Copy the lines from the line containing "bar — [556, 574, 570, 583]" through the line containing "x-tick-label: 50 — [630, 883, 647, 898]", both included, reproducing each one word for word.

□ □ □ □ □ □ □

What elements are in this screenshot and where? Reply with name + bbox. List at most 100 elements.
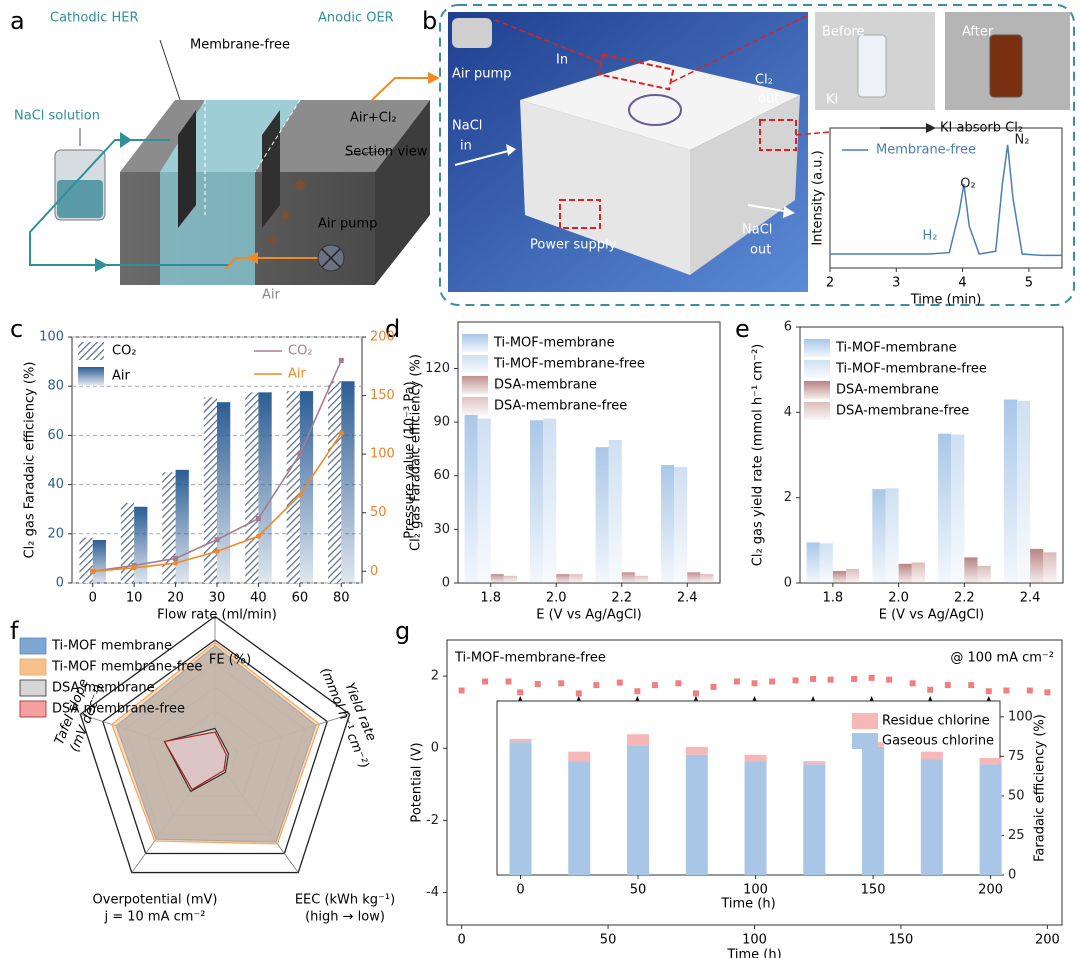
bar — [556, 574, 570, 583]
y-tick-label: 120 — [425, 361, 450, 376]
point — [909, 680, 916, 687]
bar-segment — [509, 742, 532, 875]
bar — [674, 466, 688, 583]
bar — [911, 562, 925, 583]
radar-ring — [102, 639, 328, 855]
bar — [328, 381, 342, 583]
bar — [1003, 399, 1017, 583]
panel-label: a — [10, 7, 25, 35]
bar — [569, 574, 583, 583]
bar — [819, 543, 833, 583]
marker — [214, 548, 220, 554]
legend-label: Ti-MOF membrane-free — [51, 660, 202, 675]
x-tick-label: 4 — [958, 276, 966, 291]
point — [751, 680, 758, 687]
x-tick-label: 2.2 — [954, 591, 975, 606]
legend-swatch — [78, 342, 104, 360]
marker — [338, 430, 344, 436]
y-tick-label: 6 — [784, 320, 792, 335]
point — [692, 690, 699, 697]
bar — [341, 381, 355, 583]
axis-label: Faradaic efficiency (%) — [1033, 714, 1048, 862]
bar — [490, 574, 504, 583]
x-tick-label: 50 — [630, 883, 647, 898]
point — [482, 678, 489, 685]
y-tick-label: 80 — [47, 379, 64, 394]
bar — [977, 565, 991, 583]
bar — [846, 568, 860, 583]
y-tick-label: 100 — [39, 330, 64, 345]
radar-area — [163, 731, 227, 791]
arrow — [506, 144, 516, 156]
pump-photo — [452, 18, 492, 48]
bar — [951, 434, 965, 583]
point — [851, 675, 858, 682]
radar-axis-label: Overpotential (mV) j = 10 mA cm⁻² — [93, 893, 218, 925]
label: out — [758, 92, 779, 107]
axis-note: j = 10 mA cm⁻² — [103, 910, 205, 925]
bar-segment — [685, 746, 708, 755]
legend-label: DSA-membrane-free — [836, 404, 969, 419]
legend-swatch — [462, 334, 488, 352]
legend-label: CO₂ — [112, 344, 137, 359]
x-tick-label: 2.4 — [1020, 591, 1041, 606]
bar — [634, 575, 648, 583]
axis-label: Cl₂ gas yield rate (mmol h⁻¹ cm⁻²) — [751, 344, 766, 567]
y-tick-label: 60 — [47, 428, 64, 443]
label: Power supply — [530, 238, 617, 253]
x-tick-label: 2.4 — [677, 591, 698, 606]
marker — [214, 537, 220, 543]
highlight — [559, 199, 601, 229]
electrode — [178, 110, 196, 228]
bar-segment — [509, 738, 532, 743]
panel-label: e — [735, 315, 750, 343]
box-side — [690, 95, 800, 275]
point — [651, 682, 658, 689]
x-tick-label: 100 — [743, 883, 768, 898]
y-tick-label: 2 — [784, 490, 792, 505]
x-tick-label: 1.8 — [480, 591, 501, 606]
bar-segment — [744, 754, 767, 762]
y2-tick-label: 50 — [370, 505, 387, 520]
arrow — [428, 72, 440, 84]
bar-segment — [685, 754, 708, 875]
label: out — [750, 243, 771, 258]
radar-axis-label: FE (%) — [209, 653, 251, 668]
zoom-line — [795, 131, 831, 136]
label: in — [460, 139, 472, 154]
axis-label: Cl₂ gas Faradaic efficiency (%) — [23, 362, 38, 559]
bar-segment — [744, 761, 767, 875]
legend-swatch — [804, 381, 830, 399]
label: Before — [822, 25, 865, 40]
label: Membrane-free — [190, 38, 290, 53]
marker — [90, 568, 96, 574]
chart-condition: @ 100 mA cm⁻² — [950, 651, 1054, 666]
section-line — [254, 99, 301, 173]
bar-segment — [979, 757, 1002, 765]
y-tick-label: -2 — [426, 813, 439, 828]
label: Air+Cl₂ — [350, 111, 397, 126]
box-side — [375, 100, 430, 285]
bubble — [295, 180, 305, 190]
point — [810, 675, 817, 682]
legend-swatch — [462, 355, 488, 373]
label: Cathodic HER — [50, 11, 139, 26]
y2-tick-label: 150 — [370, 388, 395, 403]
vial — [989, 34, 1023, 98]
x-tick-label: 0 — [89, 591, 97, 606]
zoom-line — [671, 14, 809, 83]
legend-swatch — [78, 367, 104, 385]
legend-label: Ti-MOF-membrane-free — [835, 362, 987, 377]
label: In — [556, 53, 568, 68]
point — [886, 676, 893, 683]
bar-segment — [568, 751, 591, 762]
y-tick-label: 0 — [431, 741, 439, 756]
point — [1026, 687, 1033, 694]
panel-label: g — [395, 617, 410, 645]
bar — [543, 418, 557, 583]
bar — [608, 439, 622, 583]
label: Air — [262, 288, 281, 303]
marker — [255, 516, 261, 522]
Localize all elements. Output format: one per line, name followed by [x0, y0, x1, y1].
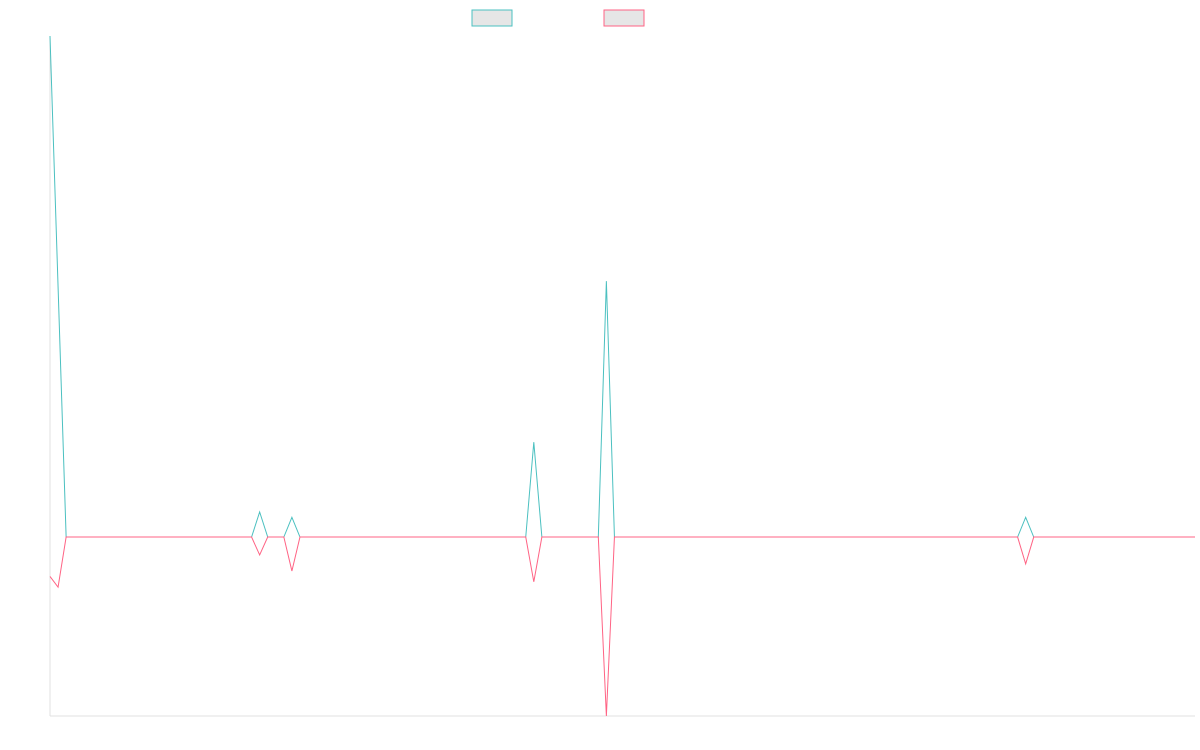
series-2-line — [49, 536, 1195, 717]
legend — [471, 9, 645, 27]
legend-swatch-series-1[interactable] — [471, 9, 513, 27]
series-layer — [49, 35, 1195, 717]
series-1-line — [49, 35, 1195, 538]
legend-swatch-series-2[interactable] — [603, 9, 645, 27]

□ □ □ □ □ □ □

Result
bar — [556, 574, 570, 583]
y-tick-label: 120 — [425, 361, 450, 376]
point — [909, 680, 916, 687]
bar-segment — [509, 742, 532, 875]
bar — [674, 466, 688, 583]
bar — [911, 562, 925, 583]
radar-ring — [102, 639, 328, 855]
bar — [328, 381, 342, 583]
bar — [1003, 399, 1017, 583]
panel-label: a — [10, 7, 25, 35]
bar — [569, 574, 583, 583]
bar — [819, 543, 833, 583]
marker — [214, 548, 220, 554]
legend-label: Ti-MOF membrane-free — [51, 660, 202, 675]
x-tick-label: 4 — [958, 276, 966, 291]
point — [751, 680, 758, 687]
x-tick-label: 2.2 — [954, 591, 975, 606]
legend-swatch — [78, 342, 104, 360]
marker — [338, 430, 344, 436]
y-tick-label: 6 — [784, 320, 792, 335]
point — [692, 690, 699, 697]
bar — [341, 381, 355, 583]
axis-label: Faradaic efficiency (%) — [1033, 714, 1048, 862]
bar — [490, 574, 504, 583]
x-tick-label: 50 — [630, 883, 647, 898]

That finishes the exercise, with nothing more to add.